* [GIVEN REQUEST]: Drop the pictures from the entries below, then reproduce the rest exactly.

* [THE DATA]:
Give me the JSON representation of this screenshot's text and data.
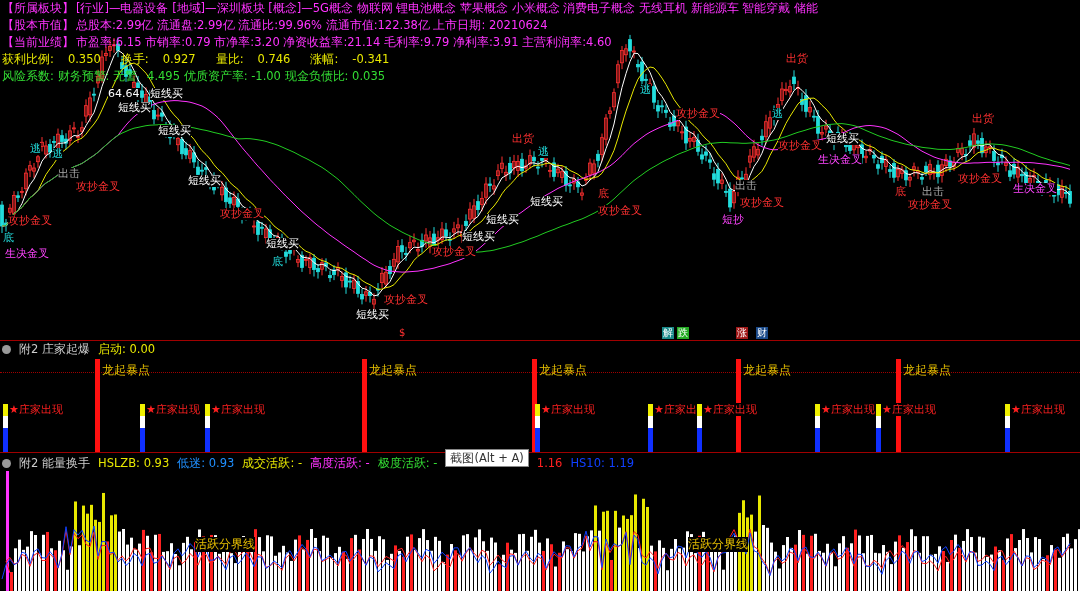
{
  "main_chart": {
    "info_rows": [
      {
        "label": "【所属板块】",
        "value": "[行业]—电器设备 [地域]—深圳板块 [概念]—5G概念 物联网 锂电池概念 苹果概念 小米概念 消费电子概念 无线耳机 新能源车 智能穿戴 储能"
      },
      {
        "label": "【股本市值】",
        "value": "总股本:2.99亿 流通盘:2.99亿 流通比:99.96% 流通市值:122.38亿 上市日期: 20210624"
      },
      {
        "label": "【当前业绩】",
        "value": "市盈率:6.15 市销率:0.79 市净率:3.20 净资收益率:21.14 毛利率:9.79 净利率:3.91 主营利润率:4.60"
      }
    ],
    "metrics": [
      {
        "label": "获利比例:",
        "value": "0.350"
      },
      {
        "label": "换手:",
        "value": "0.927"
      },
      {
        "label": "量比:",
        "value": "0.746"
      },
      {
        "label": "涨幅:",
        "value": "-0.341"
      }
    ],
    "risk_texts": [
      "风险系数: 财务预警: 无警",
      "4.495 优质资产率: -1.00 现金负债比: 0.035"
    ],
    "signals": [
      {
        "text": "64.64",
        "kind": "price"
      },
      {
        "text": "短线买",
        "kind": "buy"
      },
      {
        "text": "短线买",
        "kind": "buy"
      },
      {
        "text": "逃",
        "kind": "escape"
      },
      {
        "text": "逃",
        "kind": "escape"
      },
      {
        "text": "出击",
        "kind": "strike"
      },
      {
        "text": "攻抄金叉",
        "kind": "cross"
      },
      {
        "text": "短线买",
        "kind": "buy"
      },
      {
        "text": "短线买",
        "kind": "buy"
      },
      {
        "text": "攻抄金叉",
        "kind": "cross"
      },
      {
        "text": "攻抄金叉",
        "kind": "cross"
      },
      {
        "text": "底",
        "kind": "bottom"
      },
      {
        "text": "生决金叉",
        "kind": "life"
      },
      {
        "text": "短线买",
        "kind": "buy"
      },
      {
        "text": "底",
        "kind": "bottom"
      },
      {
        "text": "攻抄金叉",
        "kind": "cross"
      },
      {
        "text": "短线买",
        "kind": "buy"
      },
      {
        "text": "短线买",
        "kind": "buy"
      },
      {
        "text": "攻抄金叉",
        "kind": "cross"
      },
      {
        "text": "短线买",
        "kind": "buy"
      },
      {
        "text": "出货",
        "kind": "sell"
      },
      {
        "text": "逃",
        "kind": "escape"
      },
      {
        "text": "短线买",
        "kind": "buy"
      },
      {
        "text": "底",
        "kind": "sell"
      },
      {
        "text": "攻抄金叉",
        "kind": "cross"
      },
      {
        "text": "逃",
        "kind": "escape"
      },
      {
        "text": "攻抄金叉",
        "kind": "cross"
      },
      {
        "text": "出击",
        "kind": "strike"
      },
      {
        "text": "攻抄金叉",
        "kind": "cross"
      },
      {
        "text": "短抄",
        "kind": "life"
      },
      {
        "text": "出货",
        "kind": "sell"
      },
      {
        "text": "逃",
        "kind": "escape"
      },
      {
        "text": "攻抄金叉",
        "kind": "cross"
      },
      {
        "text": "短线买",
        "kind": "buy"
      },
      {
        "text": "生决金叉",
        "kind": "life"
      },
      {
        "text": "底",
        "kind": "sell"
      },
      {
        "text": "出击",
        "kind": "strike"
      },
      {
        "text": "攻抄金叉",
        "kind": "cross"
      },
      {
        "text": "出货",
        "kind": "sell"
      },
      {
        "text": "攻抄金叉",
        "kind": "cross"
      },
      {
        "text": "生决金叉",
        "kind": "life"
      }
    ],
    "badges": [
      {
        "text": "$",
        "kind": "dollar"
      },
      {
        "text": "解",
        "kind": "unlock"
      },
      {
        "text": "跌",
        "kind": "fall"
      },
      {
        "text": "涨",
        "kind": "rise"
      },
      {
        "text": "财",
        "kind": "finance"
      }
    ]
  },
  "dealer_panel": {
    "title": "附2 庄家起爆",
    "reading": "启动: 0.00",
    "events": [
      {
        "kind": "dealer",
        "text": "★庄家出现"
      },
      {
        "kind": "burst",
        "text": "龙起暴点"
      },
      {
        "kind": "dealer",
        "text": "★庄家出现"
      },
      {
        "kind": "dealer",
        "text": "★庄家出现"
      },
      {
        "kind": "burst",
        "text": "龙起暴点"
      },
      {
        "kind": "burst",
        "text": "龙起暴点"
      },
      {
        "kind": "dealer",
        "text": "★庄家出现"
      },
      {
        "kind": "dealer",
        "text": "★庄家出"
      },
      {
        "kind": "dealer",
        "text": "★庄家出现"
      },
      {
        "kind": "burst",
        "text": "龙起暴点"
      },
      {
        "kind": "dealer",
        "text": "★庄家出现"
      },
      {
        "kind": "dealer",
        "text": "★庄家出现"
      },
      {
        "kind": "burst",
        "text": "龙起暴点"
      },
      {
        "kind": "dealer",
        "text": "★庄家出现"
      }
    ]
  },
  "volume_panel": {
    "title": "附2 能量换手",
    "readings": [
      {
        "text": "HSLZB: 0.93",
        "kind": "level"
      },
      {
        "text": "低迷: 0.93",
        "kind": "low"
      },
      {
        "text": "成交活跃: -",
        "kind": "active"
      },
      {
        "text": "高度活跃: -",
        "kind": "high"
      },
      {
        "text": "极度活跃: -",
        "kind": "extreme"
      },
      {
        "text": "1.16",
        "kind": "hs5"
      },
      {
        "text": "HS10: 1.19",
        "kind": "hs10"
      }
    ],
    "line_labels": [
      "活跃分界线",
      "活跃分界线"
    ]
  },
  "tooltip": {
    "text": "截图(Alt + A)"
  }
}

* [EXERCISE RESULT]:
Give me the JSON representation of this screenshot's text and data.
{
  "main_chart": {
    "info_rows": [
      {
        "label": "【所属板块】",
        "value": "[行业]—电器设备 [地域]—深圳板块 [概念]—5G概念 物联网 锂电池概念 苹果概念 小米概念 消费电子概念 无线耳机 新能源车 智能穿戴 储能"
      },
      {
        "label": "【股本市值】",
        "value": "总股本:2.99亿 流通盘:2.99亿 流通比:99.96% 流通市值:122.38亿 上市日期: 20210624"
      },
      {
        "label": "【当前业绩】",
        "value": "市盈率:6.15 市销率:0.79 市净率:3.20 净资收益率:21.14 毛利率:9.79 净利率:3.91 主营利润率:4.60"
      }
    ],
    "metrics": [
      {
        "label": "获利比例:",
        "value": "0.350"
      },
      {
        "label": "换手:",
        "value": "0.927"
      },
      {
        "label": "量比:",
        "value": "0.746"
      },
      {
        "label": "涨幅:",
        "value": "-0.341"
      }
    ],
    "risk_texts": [
      "风险系数: 财务预警: 无警",
      "4.495 优质资产率: -1.00 现金负债比: 0.035"
    ],
    "signals": [
      {
        "text": "64.64",
        "kind": "price"
      },
      {
        "text": "短线买",
        "kind": "buy"
      },
      {
        "text": "短线买",
        "kind": "buy"
      },
      {
        "text": "逃",
        "kind": "escape"
      },
      {
        "text": "逃",
        "kind": "escape"
      },
      {
        "text": "出击",
        "kind": "strike"
      },
      {
        "text": "攻抄金叉",
        "kind": "cross"
      },
      {
        "text": "短线买",
        "kind": "buy"
      },
      {
        "text": "短线买",
        "kind": "buy"
      },
      {
        "text": "攻抄金叉",
        "kind": "cross"
      },
      {
        "text": "攻抄金叉",
        "kind": "cross"
      },
      {
        "text": "底",
        "kind": "bottom"
      },
      {
        "text": "生决金叉",
        "kind": "life"
      },
      {
        "text": "短线买",
        "kind": "buy"
      },
      {
        "text": "底",
        "kind": "bottom"
      },
      {
        "text": "攻抄金叉",
        "kind": "cross"
      },
      {
        "text": "短线买",
        "kind": "buy"
      },
      {
        "text": "短线买",
        "kind": "buy"
      },
      {
        "text": "攻抄金叉",
        "kind": "cross"
      },
      {
        "text": "短线买",
        "kind": "buy"
      },
      {
        "text": "出货",
        "kind": "sell"
      },
      {
        "text": "逃",
        "kind": "escape"
      },
      {
        "text": "短线买",
        "kind": "buy"
      },
      {
        "text": "底",
        "kind": "sell"
      },
      {
        "text": "攻抄金叉",
        "kind": "cross"
      },
      {
        "text": "逃",
        "kind": "escape"
      },
      {
        "text": "攻抄金叉",
        "kind": "cross"
      },
      {
        "text": "出击",
        "kind": "strike"
      },
      {
        "text": "攻抄金叉",
        "kind": "cross"
      },
      {
        "text": "短抄",
        "kind": "life"
      },
      {
        "text": "出货",
        "kind": "sell"
      },
      {
        "text": "逃",
        "kind": "escape"
      },
      {
        "text": "攻抄金叉",
        "kind": "cross"
      },
      {
        "text": "短线买",
        "kind": "buy"
      },
      {
        "text": "生决金叉",
        "kind": "life"
      },
      {
        "text": "底",
        "kind": "sell"
      },
      {
        "text": "出击",
        "kind": "strike"
      },
      {
        "text": "攻抄金叉",
        "kind": "cross"
      },
      {
        "text": "出货",
        "kind": "sell"
      },
      {
        "text": "攻抄金叉",
        "kind": "cross"
      },
      {
        "text": "生决金叉",
        "kind": "life"
      }
    ],
    "badges": [
      {
        "text": "$",
        "kind": "dollar"
      },
      {
        "text": "解",
        "kind": "unlock"
      },
      {
        "text": "跌",
        "kind": "fall"
      },
      {
        "text": "涨",
        "kind": "rise"
      },
      {
        "text": "财",
        "kind": "finance"
      }
    ]
  },
  "dealer_panel": {
    "title": "附2 庄家起爆",
    "reading": "启动: 0.00",
    "events": [
      {
        "kind": "dealer",
        "text": "★庄家出现"
      },
      {
        "kind": "burst",
        "text": "龙起暴点"
      },
      {
        "kind": "dealer",
        "text": "★庄家出现"
      },
      {
        "kind": "dealer",
        "text": "★庄家出现"
      },
      {
        "kind": "burst",
        "text": "龙起暴点"
      },
      {
        "kind": "burst",
        "text": "龙起暴点"
      },
      {
        "kind": "dealer",
        "text": "★庄家出现"
      },
      {
        "kind": "dealer",
        "text": "★庄家出"
      },
      {
        "kind": "dealer",
        "text": "★庄家出现"
      },
      {
        "kind": "burst",
        "text": "龙起暴点"
      },
      {
        "kind": "dealer",
        "text": "★庄家出现"
      },
      {
        "kind": "dealer",
        "text": "★庄家出现"
      },
      {
        "kind": "burst",
        "text": "龙起暴点"
      },
      {
        "kind": "dealer",
        "text": "★庄家出现"
      }
    ]
  },
  "volume_panel": {
    "title": "附2 能量换手",
    "readings": [
      {
        "text": "HSLZB: 0.93",
        "kind": "level"
      },
      {
        "text": "低迷: 0.93",
        "kind": "low"
      },
      {
        "text": "成交活跃: -",
        "kind": "active"
      },
      {
        "text": "高度活跃: -",
        "kind": "high"
      },
      {
        "text": "极度活跃: -",
        "kind": "extreme"
      },
      {
        "text": "1.16",
        "kind": "hs5"
      },
      {
        "text": "HS10: 1.19",
        "kind": "hs10"
      }
    ],
    "line_labels": [
      "活跃分界线",
      "活跃分界线"
    ]
  },
  "tooltip": {
    "text": "截图(Alt + A)"
  }
}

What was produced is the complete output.